Dataset records
□ □ □ □

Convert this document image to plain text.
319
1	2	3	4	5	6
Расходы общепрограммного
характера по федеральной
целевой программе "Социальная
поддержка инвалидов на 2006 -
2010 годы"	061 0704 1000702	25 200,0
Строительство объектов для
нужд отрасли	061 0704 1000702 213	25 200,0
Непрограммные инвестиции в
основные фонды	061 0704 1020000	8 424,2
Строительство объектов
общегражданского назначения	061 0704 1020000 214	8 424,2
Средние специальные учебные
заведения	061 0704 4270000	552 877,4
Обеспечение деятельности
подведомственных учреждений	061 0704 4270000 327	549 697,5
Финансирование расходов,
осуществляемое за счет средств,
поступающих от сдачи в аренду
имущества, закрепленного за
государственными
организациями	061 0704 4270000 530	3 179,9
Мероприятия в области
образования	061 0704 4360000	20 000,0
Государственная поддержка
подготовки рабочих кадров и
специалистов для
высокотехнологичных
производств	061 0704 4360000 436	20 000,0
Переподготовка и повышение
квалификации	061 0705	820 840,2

□ □ □ □

All entries must be repeated verbatim.

Convert this document image to plain text.
319
1	2	3	4	5	6
Расходы общепрограммного
характера по федеральной
целевой программе "Социальная
поддержка инвалидов на 2006 -
2010 годы"	061 0704 1000702	25 200,0
Строительство объектов для
нужд отрасли	061 0704 1000702 213	25 200,0
Непрограммные инвестиции в
основные фонды	061 0704 1020000	8 424,2
Строительство объектов
общегражданского назначения	061 0704 1020000 214	8 424,2
Средние специальные учебные
заведения	061 0704 4270000	552 877,4
Обеспечение деятельности
подведомственных учреждений	061 0704 4270000 327	549 697,5
Финансирование расходов,
осуществляемое за счет средств,
поступающих от сдачи в аренду
имущества, закрепленного за
государственными
организациями	061 0704 4270000 530	3 179,9
Мероприятия в области
образования	061 0704 4360000	20 000,0
Государственная поддержка
подготовки рабочих кадров и
специалистов для
высокотехнологичных
производств	061 0704 4360000 436	20 000,0
Переподготовка и повышение
квалификации	061 0705	820 840,2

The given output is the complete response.